> [Exercise prompt] Gather all lines with the word "given" in them.

> [Data to use]

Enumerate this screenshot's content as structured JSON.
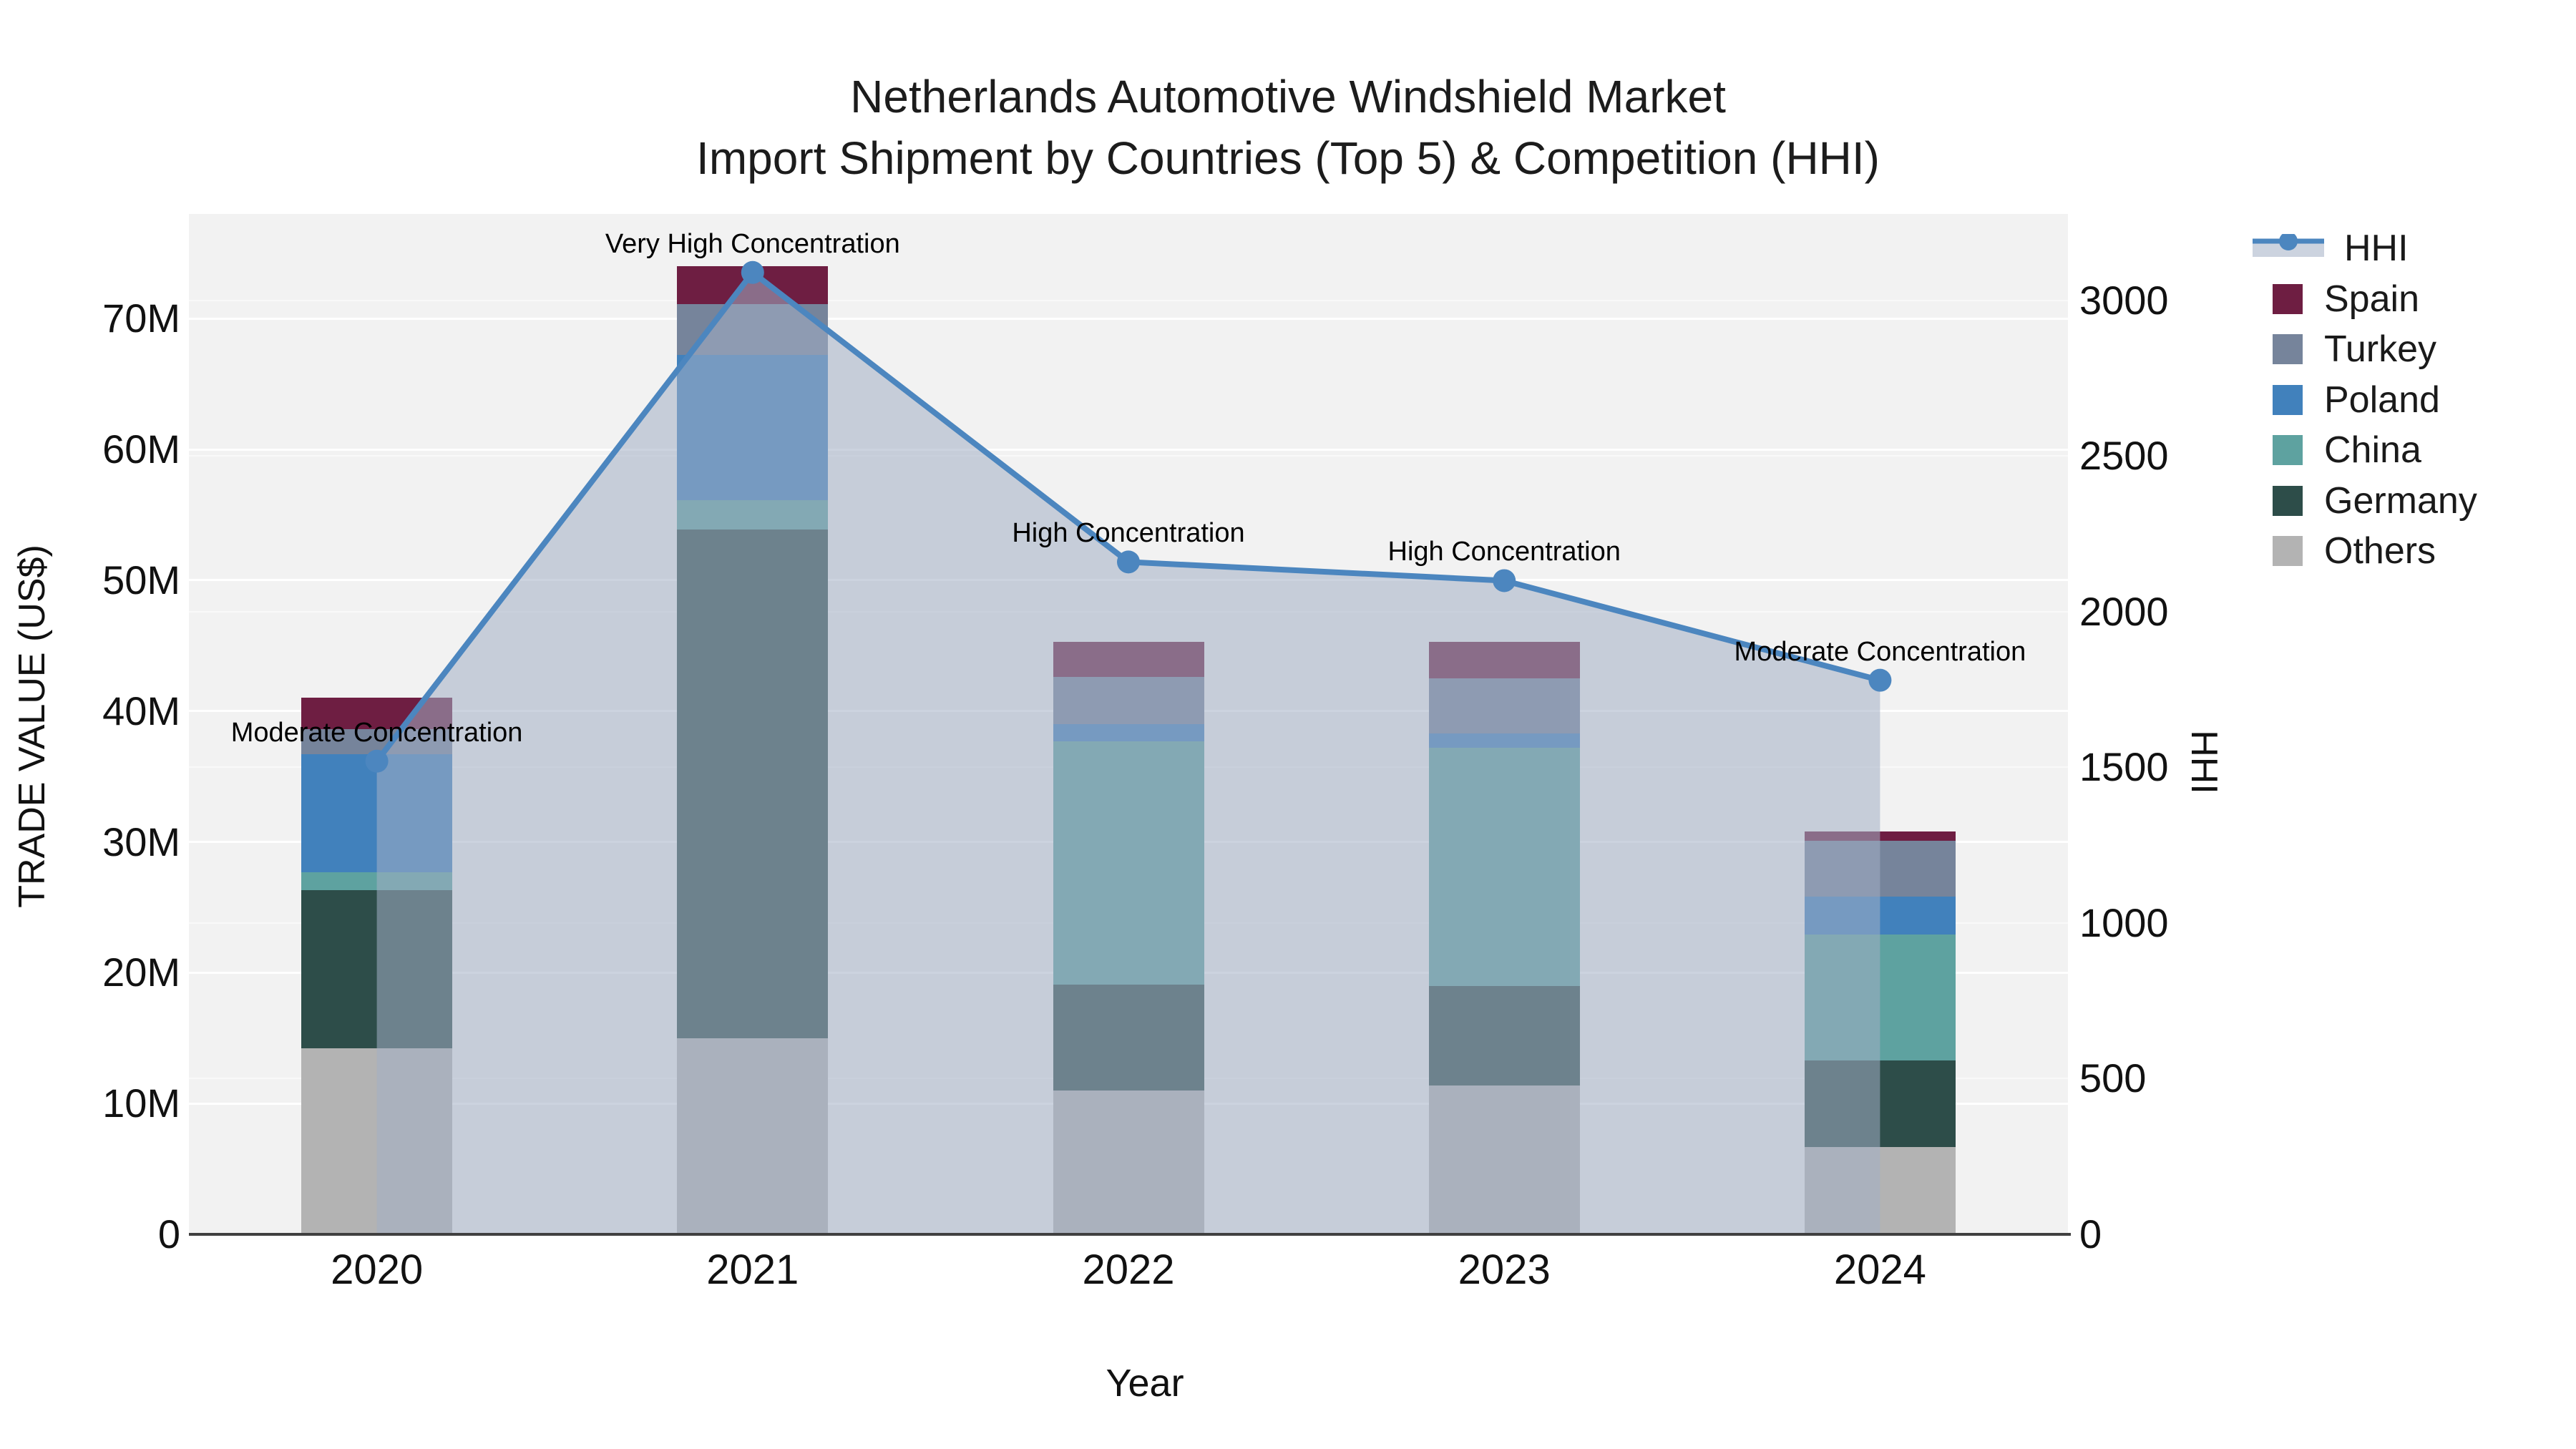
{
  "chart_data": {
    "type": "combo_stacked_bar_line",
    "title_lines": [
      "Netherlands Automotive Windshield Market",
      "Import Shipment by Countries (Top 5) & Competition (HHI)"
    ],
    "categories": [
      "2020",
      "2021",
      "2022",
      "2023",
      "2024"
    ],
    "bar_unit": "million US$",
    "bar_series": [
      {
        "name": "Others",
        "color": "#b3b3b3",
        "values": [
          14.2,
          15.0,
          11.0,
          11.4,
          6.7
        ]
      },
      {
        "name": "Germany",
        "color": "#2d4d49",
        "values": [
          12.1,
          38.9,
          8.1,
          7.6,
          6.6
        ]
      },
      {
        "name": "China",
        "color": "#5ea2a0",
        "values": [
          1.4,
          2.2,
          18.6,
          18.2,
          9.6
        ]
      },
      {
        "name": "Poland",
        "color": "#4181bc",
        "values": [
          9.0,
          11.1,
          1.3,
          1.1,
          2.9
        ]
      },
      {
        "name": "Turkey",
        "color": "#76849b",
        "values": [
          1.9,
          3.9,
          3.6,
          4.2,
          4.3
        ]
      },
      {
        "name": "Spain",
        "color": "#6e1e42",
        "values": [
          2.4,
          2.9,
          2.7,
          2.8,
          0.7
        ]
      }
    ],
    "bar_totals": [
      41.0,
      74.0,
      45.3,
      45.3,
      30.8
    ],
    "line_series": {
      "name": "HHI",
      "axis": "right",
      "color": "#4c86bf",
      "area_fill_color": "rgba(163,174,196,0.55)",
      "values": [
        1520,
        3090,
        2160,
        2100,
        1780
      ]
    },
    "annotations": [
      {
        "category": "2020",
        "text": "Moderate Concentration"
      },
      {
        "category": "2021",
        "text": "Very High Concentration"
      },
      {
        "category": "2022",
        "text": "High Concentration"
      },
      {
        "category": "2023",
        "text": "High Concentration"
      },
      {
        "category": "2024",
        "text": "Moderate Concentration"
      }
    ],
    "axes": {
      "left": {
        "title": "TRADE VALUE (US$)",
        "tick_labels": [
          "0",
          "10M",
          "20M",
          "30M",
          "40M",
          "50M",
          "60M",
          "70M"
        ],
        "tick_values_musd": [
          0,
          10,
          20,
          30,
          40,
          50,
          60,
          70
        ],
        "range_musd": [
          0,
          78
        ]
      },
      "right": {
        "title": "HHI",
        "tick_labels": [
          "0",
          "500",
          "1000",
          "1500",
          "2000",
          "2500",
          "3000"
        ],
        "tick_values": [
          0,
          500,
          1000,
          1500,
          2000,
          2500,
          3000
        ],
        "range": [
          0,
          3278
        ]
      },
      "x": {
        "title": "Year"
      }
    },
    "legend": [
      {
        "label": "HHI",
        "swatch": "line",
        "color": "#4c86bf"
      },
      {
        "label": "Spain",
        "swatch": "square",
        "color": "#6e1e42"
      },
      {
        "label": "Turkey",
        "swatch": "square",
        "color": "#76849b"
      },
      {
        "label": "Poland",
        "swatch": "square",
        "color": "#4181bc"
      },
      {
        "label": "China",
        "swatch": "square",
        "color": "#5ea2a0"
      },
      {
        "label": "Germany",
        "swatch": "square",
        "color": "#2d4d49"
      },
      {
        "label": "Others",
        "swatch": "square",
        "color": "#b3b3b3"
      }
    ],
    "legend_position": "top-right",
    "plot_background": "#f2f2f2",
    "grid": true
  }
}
==
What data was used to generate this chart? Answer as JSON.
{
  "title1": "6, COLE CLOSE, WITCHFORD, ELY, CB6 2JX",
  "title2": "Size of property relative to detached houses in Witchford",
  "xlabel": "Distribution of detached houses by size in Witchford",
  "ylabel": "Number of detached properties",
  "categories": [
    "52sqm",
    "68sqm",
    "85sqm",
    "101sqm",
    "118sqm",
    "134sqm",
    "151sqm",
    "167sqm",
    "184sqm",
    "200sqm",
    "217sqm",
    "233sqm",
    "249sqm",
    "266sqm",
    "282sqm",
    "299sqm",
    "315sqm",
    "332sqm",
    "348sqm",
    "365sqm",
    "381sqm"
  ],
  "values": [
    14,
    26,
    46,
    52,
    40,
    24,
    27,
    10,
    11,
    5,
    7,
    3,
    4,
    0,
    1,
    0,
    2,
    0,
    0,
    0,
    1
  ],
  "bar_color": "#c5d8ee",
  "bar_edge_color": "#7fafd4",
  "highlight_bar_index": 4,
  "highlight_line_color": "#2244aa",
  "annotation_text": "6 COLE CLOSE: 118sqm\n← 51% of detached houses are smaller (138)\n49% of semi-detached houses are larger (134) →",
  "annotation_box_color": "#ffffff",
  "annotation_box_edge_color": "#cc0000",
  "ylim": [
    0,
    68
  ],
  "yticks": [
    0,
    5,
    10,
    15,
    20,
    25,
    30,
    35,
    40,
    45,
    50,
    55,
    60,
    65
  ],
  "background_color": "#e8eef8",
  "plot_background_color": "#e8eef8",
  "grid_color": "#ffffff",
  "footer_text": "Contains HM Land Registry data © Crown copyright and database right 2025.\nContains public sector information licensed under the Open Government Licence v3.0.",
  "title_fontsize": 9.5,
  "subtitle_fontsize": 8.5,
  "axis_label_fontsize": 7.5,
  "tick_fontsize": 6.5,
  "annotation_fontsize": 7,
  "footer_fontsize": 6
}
--
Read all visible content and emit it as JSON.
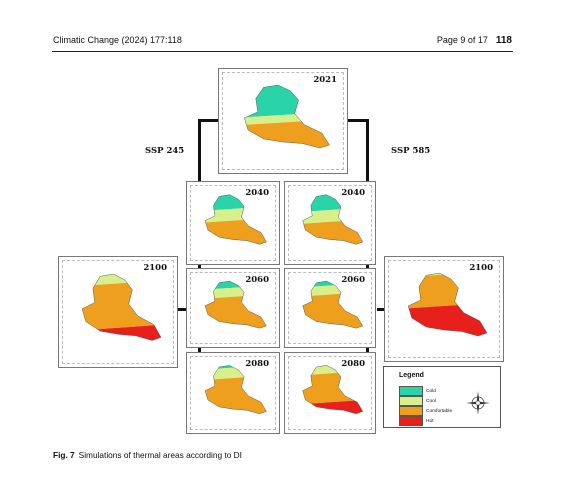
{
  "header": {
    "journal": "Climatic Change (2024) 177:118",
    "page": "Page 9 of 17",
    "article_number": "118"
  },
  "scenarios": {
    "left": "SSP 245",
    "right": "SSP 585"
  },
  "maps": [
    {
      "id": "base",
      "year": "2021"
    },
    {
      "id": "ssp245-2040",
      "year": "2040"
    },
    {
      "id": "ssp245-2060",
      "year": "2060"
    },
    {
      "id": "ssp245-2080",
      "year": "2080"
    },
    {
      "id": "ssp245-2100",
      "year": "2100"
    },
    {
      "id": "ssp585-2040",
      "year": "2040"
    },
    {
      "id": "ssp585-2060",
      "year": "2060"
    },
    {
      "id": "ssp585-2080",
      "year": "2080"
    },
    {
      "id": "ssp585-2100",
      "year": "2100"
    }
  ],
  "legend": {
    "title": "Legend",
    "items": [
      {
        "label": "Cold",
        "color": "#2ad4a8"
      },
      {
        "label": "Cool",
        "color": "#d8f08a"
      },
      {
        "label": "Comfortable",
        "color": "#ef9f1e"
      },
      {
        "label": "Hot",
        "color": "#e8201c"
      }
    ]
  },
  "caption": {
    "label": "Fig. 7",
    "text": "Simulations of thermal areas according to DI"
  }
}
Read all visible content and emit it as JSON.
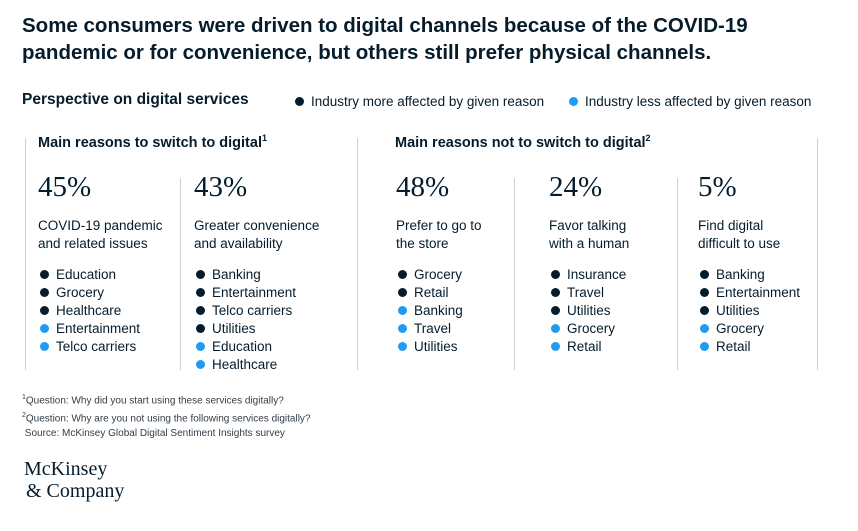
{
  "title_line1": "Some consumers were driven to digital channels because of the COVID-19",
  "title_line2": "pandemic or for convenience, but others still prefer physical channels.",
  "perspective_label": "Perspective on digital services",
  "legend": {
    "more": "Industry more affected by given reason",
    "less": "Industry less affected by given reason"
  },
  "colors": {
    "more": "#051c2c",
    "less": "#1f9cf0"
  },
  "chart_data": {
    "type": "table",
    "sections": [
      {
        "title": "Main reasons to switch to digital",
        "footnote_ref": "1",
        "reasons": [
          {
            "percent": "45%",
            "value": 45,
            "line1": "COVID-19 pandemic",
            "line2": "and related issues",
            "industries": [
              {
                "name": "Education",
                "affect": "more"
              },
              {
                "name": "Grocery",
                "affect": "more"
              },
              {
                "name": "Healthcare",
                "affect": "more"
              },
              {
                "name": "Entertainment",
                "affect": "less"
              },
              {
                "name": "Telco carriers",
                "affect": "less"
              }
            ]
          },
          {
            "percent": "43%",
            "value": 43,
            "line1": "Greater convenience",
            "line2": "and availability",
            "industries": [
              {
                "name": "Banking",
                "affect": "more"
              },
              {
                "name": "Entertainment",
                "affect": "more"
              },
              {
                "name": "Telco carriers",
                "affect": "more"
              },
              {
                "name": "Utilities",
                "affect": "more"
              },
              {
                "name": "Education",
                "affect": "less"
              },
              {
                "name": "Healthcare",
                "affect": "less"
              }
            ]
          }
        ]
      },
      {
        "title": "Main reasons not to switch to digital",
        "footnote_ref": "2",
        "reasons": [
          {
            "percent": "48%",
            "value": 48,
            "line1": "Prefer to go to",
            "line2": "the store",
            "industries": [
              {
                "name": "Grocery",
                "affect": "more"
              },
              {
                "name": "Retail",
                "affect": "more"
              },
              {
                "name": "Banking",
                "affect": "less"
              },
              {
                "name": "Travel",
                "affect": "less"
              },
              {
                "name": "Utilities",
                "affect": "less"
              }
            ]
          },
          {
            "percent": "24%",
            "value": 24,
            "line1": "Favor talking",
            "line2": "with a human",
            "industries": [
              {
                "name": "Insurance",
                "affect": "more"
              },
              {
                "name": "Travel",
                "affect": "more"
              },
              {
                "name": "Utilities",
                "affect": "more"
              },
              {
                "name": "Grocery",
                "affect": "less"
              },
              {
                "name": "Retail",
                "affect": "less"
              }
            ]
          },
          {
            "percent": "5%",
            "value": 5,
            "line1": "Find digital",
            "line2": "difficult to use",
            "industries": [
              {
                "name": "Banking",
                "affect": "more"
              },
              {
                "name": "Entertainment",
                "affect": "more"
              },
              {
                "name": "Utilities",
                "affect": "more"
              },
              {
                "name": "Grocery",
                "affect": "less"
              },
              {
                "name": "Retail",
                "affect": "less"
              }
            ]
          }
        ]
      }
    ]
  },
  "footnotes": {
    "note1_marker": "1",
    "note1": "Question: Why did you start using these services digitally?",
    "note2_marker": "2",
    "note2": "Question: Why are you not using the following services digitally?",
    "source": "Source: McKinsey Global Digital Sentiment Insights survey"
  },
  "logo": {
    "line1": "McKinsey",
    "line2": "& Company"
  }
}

> [Written answer]
    "more": "Industry more affected by given reason",
    "less": "Industry less affected by given reason"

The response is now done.